[Dataset records on visual material]
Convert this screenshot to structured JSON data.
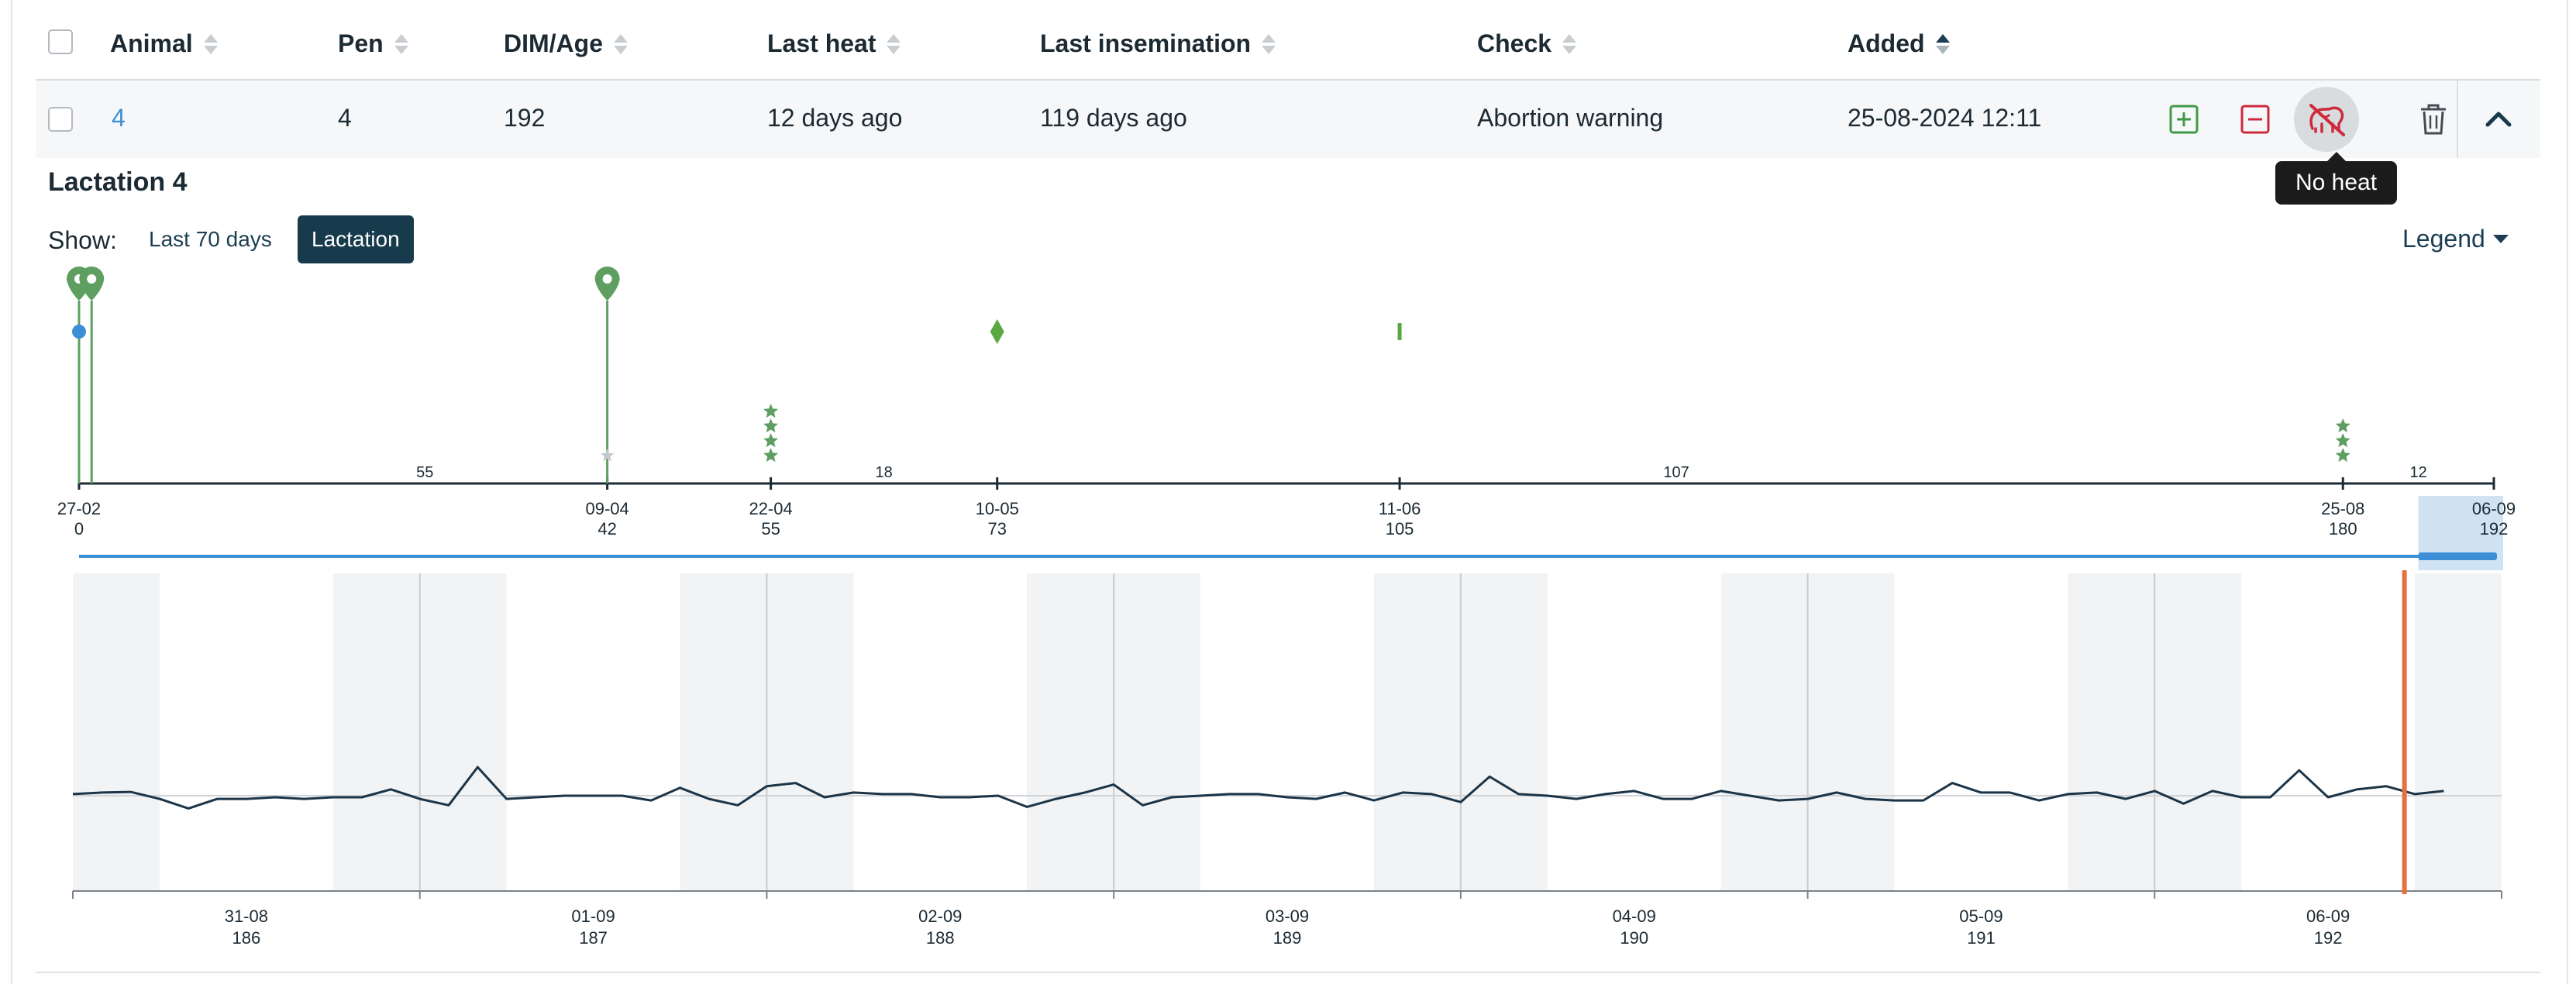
{
  "table": {
    "headers": {
      "animal": "Animal",
      "pen": "Pen",
      "dim_age": "DIM/Age",
      "last_heat": "Last heat",
      "last_insemination": "Last insemination",
      "check": "Check",
      "added": "Added"
    },
    "row": {
      "animal": "4",
      "pen": "4",
      "dim_age": "192",
      "last_heat": "12 days ago",
      "last_insemination": "119 days ago",
      "check": "Abortion warning",
      "added": "25-08-2024 12:11"
    },
    "actions": {
      "add_icon": "plus-square-icon",
      "remove_icon": "minus-square-icon",
      "no_heat_icon": "no-heat-icon",
      "delete_icon": "trash-icon",
      "collapse_icon": "chevron-up-icon"
    },
    "tooltip": "No heat"
  },
  "detail": {
    "title": "Lactation 4",
    "show_label": "Show:",
    "show_options": [
      "Last 70 days",
      "Lactation"
    ],
    "selected_option": "Lactation",
    "legend_label": "Legend"
  },
  "timeline": {
    "ticks": [
      {
        "date": "27-02",
        "dim": "0",
        "x": 0
      },
      {
        "date": "09-04",
        "dim": "42",
        "x": 42
      },
      {
        "date": "22-04",
        "dim": "55",
        "x": 55
      },
      {
        "date": "10-05",
        "dim": "73",
        "x": 73
      },
      {
        "date": "11-06",
        "dim": "105",
        "x": 105
      },
      {
        "date": "25-08",
        "dim": "180",
        "x": 180
      },
      {
        "date": "06-09",
        "dim": "192",
        "x": 192
      }
    ],
    "intervals": [
      {
        "label": "55",
        "x": 27.5
      },
      {
        "label": "18",
        "x": 64
      },
      {
        "label": "107",
        "x": 127
      },
      {
        "label": "12",
        "x": 186
      }
    ],
    "events": [
      {
        "type": "heat-pin",
        "x": 0
      },
      {
        "type": "heat-pin",
        "x": 1
      },
      {
        "type": "heat-pin",
        "x": 42
      },
      {
        "type": "insemination-dot",
        "x": 0
      },
      {
        "type": "stars",
        "x": 55,
        "count": 4
      },
      {
        "type": "stars",
        "x": 180,
        "count": 3
      },
      {
        "type": "diamond",
        "x": 73
      },
      {
        "type": "bar",
        "x": 105
      },
      {
        "type": "grey-star",
        "x": 42
      }
    ],
    "range": [
      0,
      192
    ],
    "selected_window": [
      186,
      192
    ],
    "colors": {
      "pin": "#5e9f61",
      "insemination": "#3c8fd6",
      "stars": "#5e9f61",
      "diamond": "#5aa841",
      "axis": "#1b2a33",
      "window": "#cfe3f3",
      "scroll": "#3c8fd6"
    }
  },
  "chart_data": {
    "type": "line",
    "title": "",
    "xlabel": "",
    "ylabel": "",
    "x_ticks": [
      {
        "date": "31-08",
        "dim": "186"
      },
      {
        "date": "01-09",
        "dim": "187"
      },
      {
        "date": "02-09",
        "dim": "188"
      },
      {
        "date": "03-09",
        "dim": "189"
      },
      {
        "date": "04-09",
        "dim": "190"
      },
      {
        "date": "05-09",
        "dim": "191"
      },
      {
        "date": "06-09",
        "dim": "192"
      }
    ],
    "xlim": [
      185.5,
      192.5
    ],
    "ylim": [
      0,
      10
    ],
    "baseline": 3.0,
    "current_marker_x": 192.22,
    "current_marker_color": "#e8703f",
    "line_color": "#1b3447",
    "series": [
      {
        "values": [
          3.05,
          3.1,
          3.12,
          2.9,
          2.6,
          2.9,
          2.9,
          2.95,
          2.9,
          2.95,
          2.95,
          3.2,
          2.9,
          2.7,
          3.9,
          2.9,
          2.95,
          3.0,
          3.0,
          3.0,
          2.85,
          3.25,
          2.9,
          2.7,
          3.3,
          3.4,
          2.95,
          3.1,
          3.05,
          3.05,
          2.95,
          2.95,
          3.0,
          2.65,
          2.9,
          3.1,
          3.35,
          2.7,
          2.95,
          3.0,
          3.05,
          3.05,
          2.95,
          2.9,
          3.1,
          2.85,
          3.1,
          3.05,
          2.8,
          3.6,
          3.05,
          3.0,
          2.9,
          3.05,
          3.15,
          2.9,
          2.9,
          3.15,
          3.0,
          2.85,
          2.9,
          3.1,
          2.9,
          2.85,
          2.85,
          3.4,
          3.1,
          3.1,
          2.85,
          3.05,
          3.1,
          2.9,
          3.15,
          2.75,
          3.15,
          2.95,
          2.95,
          3.8,
          2.95,
          3.2,
          3.3,
          3.05,
          3.15
        ]
      }
    ]
  }
}
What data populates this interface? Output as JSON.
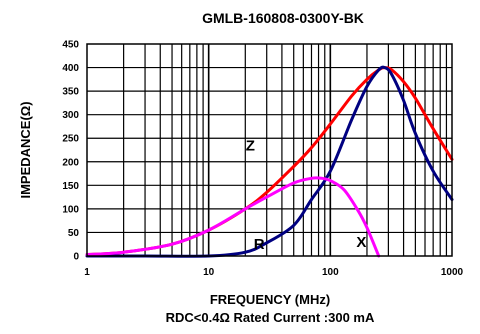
{
  "chart_data": {
    "type": "line",
    "title": "GMLB-160808-0300Y-BK",
    "xlabel": "FREQUENCY (MHz)",
    "ylabel": "IMPEDANCE(Ω)",
    "note": "RDC<0.4Ω Rated Current :300 mA",
    "x_scale": "log",
    "xlim": [
      1,
      1000
    ],
    "ylim": [
      0,
      450
    ],
    "x_ticks": [
      "1",
      "10",
      "100",
      "1000"
    ],
    "y_ticks": [
      "0",
      "50",
      "100",
      "150",
      "200",
      "250",
      "300",
      "350",
      "400",
      "450"
    ],
    "grid": true,
    "series": [
      {
        "name": "Z",
        "color": "#ff0000",
        "x": [
          1,
          2,
          5,
          10,
          20,
          30,
          50,
          70,
          100,
          150,
          200,
          250,
          280,
          320,
          400,
          500,
          700,
          1000
        ],
        "y": [
          3,
          8,
          25,
          55,
          100,
          135,
          190,
          230,
          280,
          340,
          375,
          395,
          400,
          395,
          370,
          335,
          270,
          205
        ]
      },
      {
        "name": "R",
        "color": "#000080",
        "x": [
          1,
          3,
          10,
          20,
          30,
          50,
          70,
          100,
          150,
          200,
          250,
          280,
          320,
          400,
          500,
          700,
          1000
        ],
        "y": [
          0,
          0,
          0,
          8,
          28,
          65,
          120,
          180,
          290,
          360,
          395,
          400,
          385,
          330,
          260,
          180,
          120
        ]
      },
      {
        "name": "X",
        "color": "#ff00ff",
        "x": [
          1,
          2,
          5,
          10,
          20,
          30,
          50,
          70,
          85,
          100,
          130,
          170,
          200,
          250
        ],
        "y": [
          3,
          8,
          25,
          55,
          100,
          125,
          155,
          165,
          165,
          160,
          140,
          95,
          60,
          0
        ]
      }
    ]
  }
}
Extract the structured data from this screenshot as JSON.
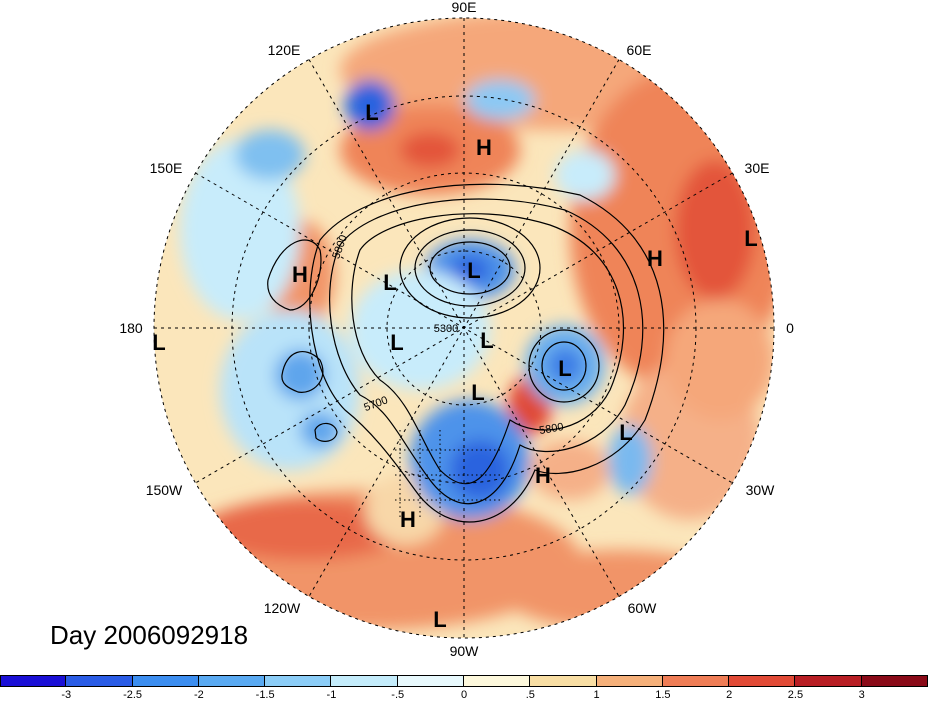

* _Work to be completed_
Return all of the entries word for word, but omit the pictures.

* _Task response_
Convert this screenshot to structured JSON data.
{
  "table": {
    "headers": {
      "animal": "Animal",
      "pen": "Pen",
      "dim_age": "DIM/Age",
      "last_heat": "Last heat",
      "last_insemination": "Last insemination",
      "check": "Check",
      "added": "Added"
    },
    "row": {
      "animal": "4",
      "pen": "4",
      "dim_age": "192",
      "last_heat": "12 days ago",
      "last_insemination": "119 days ago",
      "check": "Abortion warning",
      "added": "25-08-2024 12:11"
    },
    "actions": {
      "add_icon": "plus-square-icon",
      "remove_icon": "minus-square-icon",
      "no_heat_icon": "no-heat-icon",
      "delete_icon": "trash-icon",
      "collapse_icon": "chevron-up-icon"
    },
    "tooltip": "No heat"
  },
  "detail": {
    "title": "Lactation 4",
    "show_label": "Show:",
    "show_options": [
      "Last 70 days",
      "Lactation"
    ],
    "selected_option": "Lactation",
    "legend_label": "Legend"
  },
  "timeline": {
    "ticks": [
      {
        "date": "27-02",
        "dim": "0",
        "x": 0
      },
      {
        "date": "09-04",
        "dim": "42",
        "x": 42
      },
      {
        "date": "22-04",
        "dim": "55",
        "x": 55
      },
      {
        "date": "10-05",
        "dim": "73",
        "x": 73
      },
      {
        "date": "11-06",
        "dim": "105",
        "x": 105
      },
      {
        "date": "25-08",
        "dim": "180",
        "x": 180
      },
      {
        "date": "06-09",
        "dim": "192",
        "x": 192
      }
    ],
    "intervals": [
      {
        "label": "55",
        "x": 27.5
      },
      {
        "label": "18",
        "x": 64
      },
      {
        "label": "107",
        "x": 127
      },
      {
        "label": "12",
        "x": 186
      }
    ],
    "events": [
      {
        "type": "heat-pin",
        "x": 0
      },
      {
        "type": "heat-pin",
        "x": 1
      },
      {
        "type": "heat-pin",
        "x": 42
      },
      {
        "type": "insemination-dot",
        "x": 0
      },
      {
        "type": "stars",
        "x": 55,
        "count": 4
      },
      {
        "type": "stars",
        "x": 180,
        "count": 3
      },
      {
        "type": "diamond",
        "x": 73
      },
      {
        "type": "bar",
        "x": 105
      },
      {
        "type": "grey-star",
        "x": 42
      }
    ],
    "range": [
      0,
      192
    ],
    "selected_window": [
      186,
      192
    ],
    "colors": {
      "pin": "#5e9f61",
      "insemination": "#3c8fd6",
      "stars": "#5e9f61",
      "diamond": "#5aa841",
      "axis": "#1b2a33",
      "window": "#cfe3f3",
      "scroll": "#3c8fd6"
    }
  },
  "chart_data": {
    "type": "line",
    "title": "",
    "xlabel": "",
    "ylabel": "",
    "x_ticks": [
      {
        "date": "31-08",
        "dim": "186"
      },
      {
        "date": "01-09",
        "dim": "187"
      },
      {
        "date": "02-09",
        "dim": "188"
      },
      {
        "date": "03-09",
        "dim": "189"
      },
      {
        "date": "04-09",
        "dim": "190"
      },
      {
        "date": "05-09",
        "dim": "191"
      },
      {
        "date": "06-09",
        "dim": "192"
      }
    ],
    "xlim": [
      185.5,
      192.5
    ],
    "ylim": [
      0,
      10
    ],
    "baseline": 3.0,
    "current_marker_x": 192.22,
    "current_marker_color": "#e8703f",
    "line_color": "#1b3447",
    "series": [
      {
        "values": [
          3.05,
          3.1,
          3.12,
          2.9,
          2.6,
          2.9,
          2.9,
          2.95,
          2.9,
          2.95,
          2.95,
          3.2,
          2.9,
          2.7,
          3.9,
          2.9,
          2.95,
          3.0,
          3.0,
          3.0,
          2.85,
          3.25,
          2.9,
          2.7,
          3.3,
          3.4,
          2.95,
          3.1,
          3.05,
          3.05,
          2.95,
          2.95,
          3.0,
          2.65,
          2.9,
          3.1,
          3.35,
          2.7,
          2.95,
          3.0,
          3.05,
          3.05,
          2.95,
          2.9,
          3.1,
          2.85,
          3.1,
          3.05,
          2.8,
          3.6,
          3.05,
          3.0,
          2.9,
          3.05,
          3.15,
          2.9,
          2.9,
          3.15,
          3.0,
          2.85,
          2.9,
          3.1,
          2.9,
          2.85,
          2.85,
          3.4,
          3.1,
          3.1,
          2.85,
          3.05,
          3.1,
          2.9,
          3.15,
          2.75,
          3.15,
          2.95,
          2.95,
          3.8,
          2.95,
          3.2,
          3.3,
          3.05,
          3.15
        ]
      }
    ]
  }
}
What data populates this interface? Output as JSON.
{
  "chart_data": {
    "type": "line",
    "title": "GMLB-160808-0300Y-BK",
    "xlabel": "FREQUENCY (MHz)",
    "ylabel": "IMPEDANCE(Ω)",
    "note": "RDC<0.4Ω Rated Current :300 mA",
    "x_scale": "log",
    "xlim": [
      1,
      1000
    ],
    "ylim": [
      0,
      450
    ],
    "x_ticks": [
      "1",
      "10",
      "100",
      "1000"
    ],
    "y_ticks": [
      "0",
      "50",
      "100",
      "150",
      "200",
      "250",
      "300",
      "350",
      "400",
      "450"
    ],
    "grid": true,
    "series": [
      {
        "name": "Z",
        "color": "#ff0000",
        "x": [
          1,
          2,
          5,
          10,
          20,
          30,
          50,
          70,
          100,
          150,
          200,
          250,
          280,
          320,
          400,
          500,
          700,
          1000
        ],
        "y": [
          3,
          8,
          25,
          55,
          100,
          135,
          190,
          230,
          280,
          340,
          375,
          395,
          400,
          395,
          370,
          335,
          270,
          205
        ]
      },
      {
        "name": "R",
        "color": "#000080",
        "x": [
          1,
          3,
          10,
          20,
          30,
          50,
          70,
          100,
          150,
          200,
          250,
          280,
          320,
          400,
          500,
          700,
          1000
        ],
        "y": [
          0,
          0,
          0,
          8,
          28,
          65,
          120,
          180,
          290,
          360,
          395,
          400,
          385,
          330,
          260,
          180,
          120
        ]
      },
      {
        "name": "X",
        "color": "#ff00ff",
        "x": [
          1,
          2,
          5,
          10,
          20,
          30,
          50,
          70,
          85,
          100,
          130,
          170,
          200,
          250
        ],
        "y": [
          3,
          8,
          25,
          55,
          100,
          125,
          155,
          165,
          165,
          160,
          140,
          95,
          60,
          0
        ]
      }
    ]
  }
}
Extract the structured data from this screenshot as JSON.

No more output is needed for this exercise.